— START —

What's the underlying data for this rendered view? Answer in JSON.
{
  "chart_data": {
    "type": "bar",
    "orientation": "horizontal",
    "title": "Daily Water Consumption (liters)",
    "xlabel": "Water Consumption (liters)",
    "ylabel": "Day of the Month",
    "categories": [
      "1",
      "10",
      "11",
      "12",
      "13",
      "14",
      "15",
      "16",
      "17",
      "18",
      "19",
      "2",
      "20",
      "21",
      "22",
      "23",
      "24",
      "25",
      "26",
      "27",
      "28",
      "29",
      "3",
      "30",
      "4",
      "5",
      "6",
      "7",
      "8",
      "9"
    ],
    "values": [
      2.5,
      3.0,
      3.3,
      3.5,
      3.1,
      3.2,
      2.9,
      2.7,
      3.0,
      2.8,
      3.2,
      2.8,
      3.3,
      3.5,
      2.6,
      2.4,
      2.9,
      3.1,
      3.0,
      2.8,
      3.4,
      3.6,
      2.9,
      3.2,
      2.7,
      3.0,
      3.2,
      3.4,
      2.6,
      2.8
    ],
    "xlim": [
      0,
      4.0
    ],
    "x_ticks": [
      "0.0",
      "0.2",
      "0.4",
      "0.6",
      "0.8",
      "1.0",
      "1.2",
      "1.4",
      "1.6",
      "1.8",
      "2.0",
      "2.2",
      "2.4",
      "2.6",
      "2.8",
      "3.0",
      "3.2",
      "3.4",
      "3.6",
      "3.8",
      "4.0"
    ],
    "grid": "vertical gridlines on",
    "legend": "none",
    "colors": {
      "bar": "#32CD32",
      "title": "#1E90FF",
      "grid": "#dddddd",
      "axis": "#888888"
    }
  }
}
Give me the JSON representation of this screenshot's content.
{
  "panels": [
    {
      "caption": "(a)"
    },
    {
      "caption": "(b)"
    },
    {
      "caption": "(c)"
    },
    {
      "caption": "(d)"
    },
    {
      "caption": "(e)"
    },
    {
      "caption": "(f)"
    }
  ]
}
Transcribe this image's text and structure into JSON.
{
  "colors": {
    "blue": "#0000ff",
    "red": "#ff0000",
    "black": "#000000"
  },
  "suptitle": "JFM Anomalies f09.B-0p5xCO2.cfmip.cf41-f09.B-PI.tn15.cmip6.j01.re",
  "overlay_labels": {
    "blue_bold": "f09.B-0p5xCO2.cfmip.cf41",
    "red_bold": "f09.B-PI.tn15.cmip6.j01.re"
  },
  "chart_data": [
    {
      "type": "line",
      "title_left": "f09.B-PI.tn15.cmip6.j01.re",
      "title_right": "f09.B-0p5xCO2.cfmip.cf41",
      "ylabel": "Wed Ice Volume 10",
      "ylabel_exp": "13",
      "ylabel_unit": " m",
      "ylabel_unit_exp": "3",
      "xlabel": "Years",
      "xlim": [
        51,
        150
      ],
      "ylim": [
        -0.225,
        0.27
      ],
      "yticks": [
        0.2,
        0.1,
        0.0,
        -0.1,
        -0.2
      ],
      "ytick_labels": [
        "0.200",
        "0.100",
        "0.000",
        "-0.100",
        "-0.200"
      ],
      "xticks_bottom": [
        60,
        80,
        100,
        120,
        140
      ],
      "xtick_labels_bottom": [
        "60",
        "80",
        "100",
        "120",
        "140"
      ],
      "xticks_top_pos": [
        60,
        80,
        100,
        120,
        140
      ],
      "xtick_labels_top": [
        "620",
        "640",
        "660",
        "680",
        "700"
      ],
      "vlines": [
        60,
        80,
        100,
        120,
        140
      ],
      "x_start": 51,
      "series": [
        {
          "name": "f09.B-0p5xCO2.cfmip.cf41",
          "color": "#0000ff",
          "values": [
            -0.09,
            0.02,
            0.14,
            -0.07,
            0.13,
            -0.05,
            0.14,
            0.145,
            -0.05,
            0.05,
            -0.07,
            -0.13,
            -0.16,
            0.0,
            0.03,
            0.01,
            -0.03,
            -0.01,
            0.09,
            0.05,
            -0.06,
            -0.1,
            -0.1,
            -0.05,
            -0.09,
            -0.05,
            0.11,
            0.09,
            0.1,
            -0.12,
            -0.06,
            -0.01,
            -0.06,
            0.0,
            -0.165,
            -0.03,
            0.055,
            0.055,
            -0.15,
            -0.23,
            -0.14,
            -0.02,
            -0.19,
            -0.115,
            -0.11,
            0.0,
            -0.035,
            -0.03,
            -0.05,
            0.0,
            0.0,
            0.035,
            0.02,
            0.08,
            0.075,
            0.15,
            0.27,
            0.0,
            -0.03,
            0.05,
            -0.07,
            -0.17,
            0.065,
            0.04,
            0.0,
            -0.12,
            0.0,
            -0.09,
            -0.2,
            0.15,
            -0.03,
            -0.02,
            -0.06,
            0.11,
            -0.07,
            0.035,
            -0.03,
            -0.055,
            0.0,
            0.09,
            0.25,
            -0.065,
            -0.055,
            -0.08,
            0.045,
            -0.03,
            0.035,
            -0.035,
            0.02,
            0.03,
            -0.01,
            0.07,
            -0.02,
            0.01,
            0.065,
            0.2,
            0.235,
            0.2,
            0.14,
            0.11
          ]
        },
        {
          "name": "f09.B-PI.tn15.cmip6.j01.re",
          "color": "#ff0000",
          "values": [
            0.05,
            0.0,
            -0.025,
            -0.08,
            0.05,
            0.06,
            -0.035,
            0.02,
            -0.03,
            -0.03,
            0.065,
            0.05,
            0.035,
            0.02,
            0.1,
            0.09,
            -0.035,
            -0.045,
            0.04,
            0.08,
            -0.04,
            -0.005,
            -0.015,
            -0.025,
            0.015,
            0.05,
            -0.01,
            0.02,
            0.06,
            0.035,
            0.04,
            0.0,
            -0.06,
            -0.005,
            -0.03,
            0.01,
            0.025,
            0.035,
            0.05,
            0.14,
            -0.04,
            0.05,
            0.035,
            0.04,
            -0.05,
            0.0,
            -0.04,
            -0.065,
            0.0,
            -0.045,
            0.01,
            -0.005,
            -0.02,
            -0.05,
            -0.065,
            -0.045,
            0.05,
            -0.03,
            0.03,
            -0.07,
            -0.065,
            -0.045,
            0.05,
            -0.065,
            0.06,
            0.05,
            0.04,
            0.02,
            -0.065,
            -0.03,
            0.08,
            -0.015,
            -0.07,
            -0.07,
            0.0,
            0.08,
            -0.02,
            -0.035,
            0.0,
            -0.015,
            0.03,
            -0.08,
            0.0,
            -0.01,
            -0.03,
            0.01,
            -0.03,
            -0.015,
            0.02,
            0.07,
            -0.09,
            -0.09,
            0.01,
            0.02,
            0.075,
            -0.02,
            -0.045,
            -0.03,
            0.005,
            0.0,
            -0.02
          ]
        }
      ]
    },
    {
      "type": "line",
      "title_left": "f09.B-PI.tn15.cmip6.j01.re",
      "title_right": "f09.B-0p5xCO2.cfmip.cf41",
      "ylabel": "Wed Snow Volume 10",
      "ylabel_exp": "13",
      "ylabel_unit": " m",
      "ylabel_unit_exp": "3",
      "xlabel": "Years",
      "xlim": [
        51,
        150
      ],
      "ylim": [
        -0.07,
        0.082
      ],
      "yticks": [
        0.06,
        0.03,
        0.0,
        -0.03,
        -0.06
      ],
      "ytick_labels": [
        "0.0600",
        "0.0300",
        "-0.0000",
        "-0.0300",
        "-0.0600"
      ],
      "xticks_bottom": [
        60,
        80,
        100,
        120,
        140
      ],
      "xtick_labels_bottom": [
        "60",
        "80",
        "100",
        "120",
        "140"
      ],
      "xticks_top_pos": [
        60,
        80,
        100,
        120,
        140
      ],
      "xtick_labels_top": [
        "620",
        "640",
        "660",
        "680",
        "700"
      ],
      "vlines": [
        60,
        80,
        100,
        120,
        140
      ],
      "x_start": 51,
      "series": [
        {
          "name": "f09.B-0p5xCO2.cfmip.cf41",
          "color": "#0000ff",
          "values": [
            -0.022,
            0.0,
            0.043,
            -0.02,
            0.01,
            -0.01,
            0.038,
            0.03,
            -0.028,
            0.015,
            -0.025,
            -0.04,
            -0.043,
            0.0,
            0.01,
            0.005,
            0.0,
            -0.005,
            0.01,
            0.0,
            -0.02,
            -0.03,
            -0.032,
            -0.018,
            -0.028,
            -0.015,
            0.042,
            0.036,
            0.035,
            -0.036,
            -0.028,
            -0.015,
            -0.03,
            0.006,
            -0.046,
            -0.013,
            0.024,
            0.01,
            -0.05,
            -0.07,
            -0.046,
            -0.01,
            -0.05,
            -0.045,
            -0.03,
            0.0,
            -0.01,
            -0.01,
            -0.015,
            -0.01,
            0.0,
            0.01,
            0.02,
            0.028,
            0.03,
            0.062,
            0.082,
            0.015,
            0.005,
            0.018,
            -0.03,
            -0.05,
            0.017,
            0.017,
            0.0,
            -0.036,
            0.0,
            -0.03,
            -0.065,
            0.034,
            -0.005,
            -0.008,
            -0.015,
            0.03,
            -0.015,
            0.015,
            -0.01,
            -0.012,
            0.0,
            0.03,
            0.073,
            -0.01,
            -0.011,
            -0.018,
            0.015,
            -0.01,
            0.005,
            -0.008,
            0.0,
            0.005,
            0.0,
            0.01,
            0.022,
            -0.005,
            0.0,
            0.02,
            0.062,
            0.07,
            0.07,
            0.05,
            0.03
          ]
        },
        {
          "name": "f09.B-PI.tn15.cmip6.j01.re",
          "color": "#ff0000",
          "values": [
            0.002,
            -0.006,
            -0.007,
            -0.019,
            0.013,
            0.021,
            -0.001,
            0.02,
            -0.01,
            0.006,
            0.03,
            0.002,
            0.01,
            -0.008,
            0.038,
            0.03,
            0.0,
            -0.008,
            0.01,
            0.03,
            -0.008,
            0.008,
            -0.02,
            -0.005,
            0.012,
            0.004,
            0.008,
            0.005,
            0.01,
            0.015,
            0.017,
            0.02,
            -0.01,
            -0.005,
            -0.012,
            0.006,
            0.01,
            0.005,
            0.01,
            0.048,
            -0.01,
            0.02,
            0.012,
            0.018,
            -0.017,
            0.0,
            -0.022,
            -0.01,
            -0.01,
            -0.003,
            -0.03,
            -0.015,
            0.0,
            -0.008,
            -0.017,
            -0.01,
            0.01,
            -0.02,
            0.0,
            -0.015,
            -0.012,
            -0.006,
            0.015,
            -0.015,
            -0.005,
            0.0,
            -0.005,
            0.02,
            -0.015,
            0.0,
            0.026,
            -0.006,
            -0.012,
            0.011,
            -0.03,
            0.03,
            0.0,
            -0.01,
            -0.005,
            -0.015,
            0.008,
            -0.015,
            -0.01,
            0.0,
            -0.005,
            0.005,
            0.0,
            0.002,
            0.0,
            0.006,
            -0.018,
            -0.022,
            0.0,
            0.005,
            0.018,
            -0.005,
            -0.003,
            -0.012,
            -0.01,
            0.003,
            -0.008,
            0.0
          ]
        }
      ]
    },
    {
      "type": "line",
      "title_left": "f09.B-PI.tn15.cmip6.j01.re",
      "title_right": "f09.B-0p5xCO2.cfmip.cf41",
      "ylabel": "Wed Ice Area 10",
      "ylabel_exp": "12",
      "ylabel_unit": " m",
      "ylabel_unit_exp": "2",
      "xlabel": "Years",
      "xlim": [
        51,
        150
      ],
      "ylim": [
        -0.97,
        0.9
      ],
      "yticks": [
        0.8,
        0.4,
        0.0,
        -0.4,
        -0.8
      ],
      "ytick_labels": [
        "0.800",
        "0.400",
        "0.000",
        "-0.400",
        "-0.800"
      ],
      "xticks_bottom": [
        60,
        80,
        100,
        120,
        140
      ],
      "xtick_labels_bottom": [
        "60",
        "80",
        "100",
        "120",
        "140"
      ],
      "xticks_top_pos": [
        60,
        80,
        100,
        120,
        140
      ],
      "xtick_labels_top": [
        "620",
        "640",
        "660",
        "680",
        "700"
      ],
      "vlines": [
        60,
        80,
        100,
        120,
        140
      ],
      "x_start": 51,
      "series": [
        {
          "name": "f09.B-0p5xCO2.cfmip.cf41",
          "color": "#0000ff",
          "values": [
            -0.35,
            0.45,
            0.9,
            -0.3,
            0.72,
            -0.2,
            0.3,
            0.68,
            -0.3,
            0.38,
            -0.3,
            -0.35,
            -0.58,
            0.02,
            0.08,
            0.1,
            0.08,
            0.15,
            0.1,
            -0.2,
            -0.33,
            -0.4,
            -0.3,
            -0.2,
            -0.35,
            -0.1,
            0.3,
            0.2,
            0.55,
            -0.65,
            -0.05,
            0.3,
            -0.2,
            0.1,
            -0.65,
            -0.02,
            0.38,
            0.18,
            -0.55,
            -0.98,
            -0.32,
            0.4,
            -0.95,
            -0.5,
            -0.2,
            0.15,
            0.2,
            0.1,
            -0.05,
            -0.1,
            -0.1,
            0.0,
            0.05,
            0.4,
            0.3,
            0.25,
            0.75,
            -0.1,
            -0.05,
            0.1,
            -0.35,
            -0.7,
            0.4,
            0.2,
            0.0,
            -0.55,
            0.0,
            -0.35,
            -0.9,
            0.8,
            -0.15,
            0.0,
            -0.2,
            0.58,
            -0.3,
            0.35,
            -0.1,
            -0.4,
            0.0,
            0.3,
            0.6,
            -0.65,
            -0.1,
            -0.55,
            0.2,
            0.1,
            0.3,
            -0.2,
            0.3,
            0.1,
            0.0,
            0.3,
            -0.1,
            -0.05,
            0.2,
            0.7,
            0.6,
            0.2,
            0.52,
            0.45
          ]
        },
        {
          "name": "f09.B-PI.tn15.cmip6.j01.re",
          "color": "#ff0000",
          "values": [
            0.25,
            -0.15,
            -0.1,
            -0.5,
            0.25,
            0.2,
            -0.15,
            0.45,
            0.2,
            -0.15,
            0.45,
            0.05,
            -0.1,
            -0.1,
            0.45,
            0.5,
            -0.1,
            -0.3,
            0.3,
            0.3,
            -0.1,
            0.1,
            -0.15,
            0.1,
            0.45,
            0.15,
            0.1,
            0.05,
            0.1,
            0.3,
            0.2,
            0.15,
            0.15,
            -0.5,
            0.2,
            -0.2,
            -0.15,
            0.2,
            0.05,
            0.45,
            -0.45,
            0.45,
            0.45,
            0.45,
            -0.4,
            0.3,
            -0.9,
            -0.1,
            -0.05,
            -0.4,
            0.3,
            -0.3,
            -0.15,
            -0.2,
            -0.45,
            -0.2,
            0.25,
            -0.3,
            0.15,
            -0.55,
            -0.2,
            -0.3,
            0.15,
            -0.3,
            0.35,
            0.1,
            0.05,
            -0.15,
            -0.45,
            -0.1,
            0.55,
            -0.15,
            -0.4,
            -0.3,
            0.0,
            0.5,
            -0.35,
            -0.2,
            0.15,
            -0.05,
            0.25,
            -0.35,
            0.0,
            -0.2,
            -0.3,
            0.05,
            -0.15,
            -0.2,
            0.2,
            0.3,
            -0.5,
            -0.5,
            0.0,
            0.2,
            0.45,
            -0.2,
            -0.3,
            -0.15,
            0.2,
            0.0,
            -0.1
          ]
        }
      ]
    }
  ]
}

— END —

:: Task ::
What is the number of lines in this material that hold the string "Volume"? Answer with that number only.

:: Output for this exercise ::
2